----- Material

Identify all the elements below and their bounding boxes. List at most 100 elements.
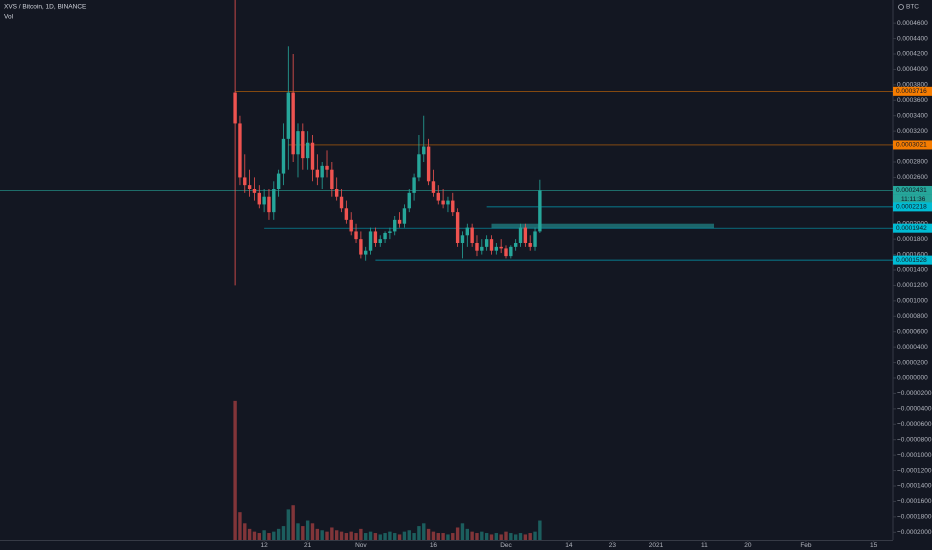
candle-body [286, 92, 291, 139]
candle-body [320, 165, 324, 178]
candle-body [262, 196, 266, 205]
y-tick-label: 0.0001200 [897, 282, 928, 289]
candle-body [397, 219, 402, 224]
x-tick-label: 14 [565, 542, 573, 549]
candle-body [451, 200, 455, 213]
candle-body [460, 235, 465, 243]
y-tick-label: −0.0001200 [897, 467, 932, 474]
candle-body [523, 227, 528, 243]
volume-bar [243, 523, 247, 540]
candle-body [538, 190, 542, 232]
x-tick-label: Dec [500, 542, 512, 549]
candle-body [494, 246, 499, 251]
volume-bar [349, 531, 353, 540]
candle-body [533, 231, 537, 247]
y-tick-label: −0.0002000 [897, 529, 932, 536]
countdown-tag [893, 194, 932, 204]
price-tag [893, 185, 932, 195]
x-tick-label: 2021 [649, 542, 664, 549]
candle-body [325, 165, 329, 170]
volume-bar [267, 533, 271, 540]
candle-body [310, 142, 315, 170]
x-tick-label: 15 [870, 542, 878, 549]
candle-body [267, 196, 271, 213]
volume-bar [412, 533, 416, 540]
volume-bar [315, 528, 320, 540]
price-tag-label: 0.0002218 [896, 204, 927, 211]
candle-body [489, 239, 494, 251]
volume-bar [301, 526, 305, 540]
candle-body [305, 142, 310, 159]
volume-bar [509, 533, 513, 540]
price-tag-label: 0.0001528 [896, 257, 927, 264]
volume-bar [354, 533, 358, 540]
volume-bar [247, 528, 252, 540]
candle-body [528, 243, 532, 247]
candle-body [383, 232, 387, 240]
candle-body [296, 131, 300, 155]
volume-bar [422, 523, 426, 540]
currency-icon [898, 4, 904, 10]
volume-bar [455, 527, 460, 540]
candle-body [281, 138, 286, 174]
volume-bar [489, 534, 494, 540]
candle-body [446, 200, 450, 205]
volume-bar [368, 531, 373, 540]
candle-body [368, 231, 373, 251]
volume-bar [388, 531, 392, 540]
volume-label: Vol [4, 14, 14, 21]
volume-bar [451, 533, 455, 540]
x-tick-label: 11 [701, 542, 708, 549]
candle-body [417, 154, 421, 178]
volume-bar [402, 531, 407, 540]
candle-body [441, 200, 445, 205]
price-tag-label: 0.0001942 [896, 225, 927, 232]
price-tag-label: 0.0003021 [896, 142, 927, 149]
x-tick-label: Nov [355, 542, 367, 549]
candle-body [412, 177, 416, 193]
volume-bar [233, 400, 237, 540]
candle-body [455, 212, 460, 243]
candle-body [344, 208, 349, 220]
y-tick-label: 0.0004200 [897, 51, 928, 58]
volume-bar [262, 530, 266, 540]
candle-body [243, 177, 247, 186]
y-tick-label: 0.0002800 [897, 159, 928, 166]
candle-body [518, 227, 523, 243]
volume-bar [513, 534, 518, 540]
volume-bar [446, 534, 450, 540]
volume-bar [441, 533, 445, 540]
volume-bar [528, 533, 532, 540]
price-tag [893, 255, 932, 265]
price-tag [893, 202, 932, 212]
volume-bar [494, 533, 499, 540]
volume-bar [252, 531, 257, 540]
candle-body [484, 239, 489, 247]
candle-body [475, 243, 479, 251]
y-tick-label: 0.0002600 [897, 174, 928, 181]
price-tag [893, 140, 932, 150]
candle-body [465, 227, 470, 236]
candle-body [349, 219, 353, 232]
candle-body [407, 192, 411, 209]
candle-body [238, 123, 242, 178]
candle-body [247, 185, 252, 189]
candle-body [276, 173, 281, 189]
candle-body [291, 92, 295, 155]
candle-body [272, 189, 276, 213]
candle-body [480, 246, 484, 251]
y-tick-label: −0.0001600 [897, 498, 932, 505]
volume-bar [383, 533, 387, 540]
y-tick-label: −0.0001000 [897, 452, 932, 459]
y-tick-label: −0.0001800 [897, 514, 932, 521]
price-tag-label: 0.0003716 [896, 88, 927, 95]
y-tick-label: 0.0001400 [897, 267, 928, 274]
candle-body [426, 146, 431, 182]
volume-bar [373, 533, 378, 540]
volume-bar [325, 531, 329, 540]
volume-bar [305, 520, 310, 540]
volume-bar [407, 530, 411, 540]
candle-body [504, 248, 508, 257]
candle-body [436, 192, 440, 201]
volume-bar [426, 528, 431, 540]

----------

## [Exercise]
Reproduce the material above word for word, omitting the picture.

## [Written response]
Identify all the elements below and their bounding boxes. List at most 100 elements.
candle-body [286, 92, 291, 139]
candle-body [320, 165, 324, 178]
candle-body [262, 196, 266, 205]
y-tick-label: 0.0001200 [897, 282, 928, 289]
candle-body [397, 219, 402, 224]
x-tick-label: 14 [565, 542, 573, 549]
candle-body [451, 200, 455, 213]
candle-body [460, 235, 465, 243]
y-tick-label: −0.0001200 [897, 467, 932, 474]
candle-body [523, 227, 528, 243]
volume-bar [243, 523, 247, 540]
candle-body [538, 190, 542, 232]
x-tick-label: Dec [500, 542, 512, 549]
candle-body [494, 246, 499, 251]
volume-bar [349, 531, 353, 540]
candle-body [533, 231, 537, 247]
y-tick-label: −0.0002000 [897, 529, 932, 536]
countdown-tag [893, 194, 932, 204]
price-tag [893, 185, 932, 195]
x-tick-label: 2021 [649, 542, 664, 549]
candle-body [325, 165, 329, 170]
volume-bar [267, 533, 271, 540]
candle-body [310, 142, 315, 170]
x-tick-label: 15 [870, 542, 878, 549]
candle-body [267, 196, 271, 213]
volume-bar [412, 533, 416, 540]
volume-bar [315, 528, 320, 540]
price-tag-label: 0.0002218 [896, 204, 927, 211]
candle-body [489, 239, 494, 251]
volume-bar [301, 526, 305, 540]
candle-body [305, 142, 310, 159]
volume-bar [509, 533, 513, 540]
price-tag-label: 0.0001528 [896, 257, 927, 264]
volume-bar [354, 533, 358, 540]
volume-bar [247, 528, 252, 540]
candle-body [528, 243, 532, 247]
candle-body [383, 232, 387, 240]
candle-body [296, 131, 300, 155]
volume-bar [422, 523, 426, 540]
currency-icon [898, 4, 904, 10]
volume-bar [455, 527, 460, 540]
candle-body [281, 138, 286, 174]
volume-bar [489, 534, 494, 540]
candle-body [446, 200, 450, 205]
volume-bar [368, 531, 373, 540]
candle-body [368, 231, 373, 251]
volume-bar [388, 531, 392, 540]
volume-label: Vol [4, 14, 14, 21]
volume-bar [451, 533, 455, 540]
x-tick-label: 11 [701, 542, 708, 549]
candle-body [417, 154, 421, 178]
volume-bar [402, 531, 407, 540]
candle-body [441, 200, 445, 205]
price-tag-label: 0.0001942 [896, 225, 927, 232]
price-tag-label: 0.0003021 [896, 142, 927, 149]
x-tick-label: Nov [355, 542, 367, 549]
candle-body [412, 177, 416, 193]
volume-bar [233, 400, 237, 540]
candle-body [455, 212, 460, 243]
candle-body [344, 208, 349, 220]
y-tick-label: 0.0004200 [897, 51, 928, 58]
volume-bar [262, 530, 266, 540]
candle-body [243, 177, 247, 186]
y-tick-label: 0.0002800 [897, 159, 928, 166]
candle-body [518, 227, 523, 243]
volume-bar [513, 534, 518, 540]
volume-bar [446, 534, 450, 540]
volume-bar [441, 533, 445, 540]
volume-bar [528, 533, 532, 540]
price-tag [893, 255, 932, 265]
price-tag [893, 202, 932, 212]
volume-bar [494, 533, 499, 540]
volume-bar [252, 531, 257, 540]
candle-body [484, 239, 489, 247]
candle-body [475, 243, 479, 251]
y-tick-label: 0.0002600 [897, 174, 928, 181]
price-tag [893, 140, 932, 150]
candle-body [465, 227, 470, 236]
candle-body [349, 219, 353, 232]
candle-body [407, 192, 411, 209]
candle-body [238, 123, 242, 178]
candle-body [247, 185, 252, 189]
candle-body [276, 173, 281, 189]
candle-body [291, 92, 295, 155]
candle-body [272, 189, 276, 213]
candle-body [480, 246, 484, 251]
y-tick-label: −0.0001600 [897, 498, 932, 505]
volume-bar [383, 533, 387, 540]
y-tick-label: −0.0001000 [897, 452, 932, 459]
y-tick-label: −0.0001800 [897, 514, 932, 521]
price-tag-label: 0.0003716 [896, 88, 927, 95]
y-tick-label: 0.0001400 [897, 267, 928, 274]
candle-body [426, 146, 431, 182]
volume-bar [373, 533, 378, 540]
volume-bar [325, 531, 329, 540]
volume-bar [305, 520, 310, 540]
volume-bar [407, 530, 411, 540]
candle-body [504, 248, 508, 257]
candle-body [436, 192, 440, 201]
volume-bar [426, 528, 431, 540]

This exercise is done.